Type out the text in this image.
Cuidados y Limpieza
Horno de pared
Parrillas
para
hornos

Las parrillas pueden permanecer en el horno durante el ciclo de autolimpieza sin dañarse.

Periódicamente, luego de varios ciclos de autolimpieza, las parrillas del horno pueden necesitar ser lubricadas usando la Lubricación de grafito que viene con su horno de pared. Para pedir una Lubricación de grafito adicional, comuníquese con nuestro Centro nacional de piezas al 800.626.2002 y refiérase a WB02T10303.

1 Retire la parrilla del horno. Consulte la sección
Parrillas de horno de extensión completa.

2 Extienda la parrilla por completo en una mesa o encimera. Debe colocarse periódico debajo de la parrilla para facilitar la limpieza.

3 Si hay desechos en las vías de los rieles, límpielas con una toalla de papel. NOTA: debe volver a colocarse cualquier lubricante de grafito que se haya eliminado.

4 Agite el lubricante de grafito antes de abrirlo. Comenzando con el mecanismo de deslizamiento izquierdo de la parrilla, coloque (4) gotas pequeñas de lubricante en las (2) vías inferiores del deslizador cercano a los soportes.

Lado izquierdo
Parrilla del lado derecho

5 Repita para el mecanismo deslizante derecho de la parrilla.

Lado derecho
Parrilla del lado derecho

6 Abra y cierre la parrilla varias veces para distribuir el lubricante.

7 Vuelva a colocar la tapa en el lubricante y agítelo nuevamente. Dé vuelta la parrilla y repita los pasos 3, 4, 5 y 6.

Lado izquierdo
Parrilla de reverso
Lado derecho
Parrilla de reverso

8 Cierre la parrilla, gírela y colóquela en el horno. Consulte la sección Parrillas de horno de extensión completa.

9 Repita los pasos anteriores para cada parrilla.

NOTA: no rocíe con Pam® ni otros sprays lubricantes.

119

━━━━━━━━

Write out every record verbatim.

Type out the text in this image.
Cuidados y Limpieza
Horno de pared
Parrillas
para
hornos

Las parrillas pueden permanecer en el horno durante el ciclo de autolimpieza sin dañarse.

Periódicamente, luego de varios ciclos de autolimpieza, las parrillas del horno pueden necesitar ser lubricadas usando la Lubricación de grafito que viene con su horno de pared. Para pedir una Lubricación de grafito adicional, comuníquese con nuestro Centro nacional de piezas al 800.626.2002 y refiérase a WB02T10303.

1 Retire la parrilla del horno. Consulte la sección
Parrillas de horno de extensión completa.

2 Extienda la parrilla por completo en una mesa o encimera. Debe colocarse periódico debajo de la parrilla para facilitar la limpieza.

3 Si hay desechos en las vías de los rieles, límpielas con una toalla de papel. NOTA: debe volver a colocarse cualquier lubricante de grafito que se haya eliminado.

4 Agite el lubricante de grafito antes de abrirlo. Comenzando con el mecanismo de deslizamiento izquierdo de la parrilla, coloque (4) gotas pequeñas de lubricante en las (2) vías inferiores del deslizador cercano a los soportes.

Lado izquierdo
Parrilla del lado derecho

5 Repita para el mecanismo deslizante derecho de la parrilla.

Lado derecho
Parrilla del lado derecho

6 Abra y cierre la parrilla varias veces para distribuir el lubricante.

7 Vuelva a colocar la tapa en el lubricante y agítelo nuevamente. Dé vuelta la parrilla y repita los pasos 3, 4, 5 y 6.

Lado izquierdo
Parrilla de reverso
Lado derecho
Parrilla de reverso

8 Cierre la parrilla, gírela y colóquela en el horno. Consulte la sección Parrillas de horno de extensión completa.

9 Repita los pasos anteriores para cada parrilla.

NOTA: no rocíe con Pam® ni otros sprays lubricantes.

119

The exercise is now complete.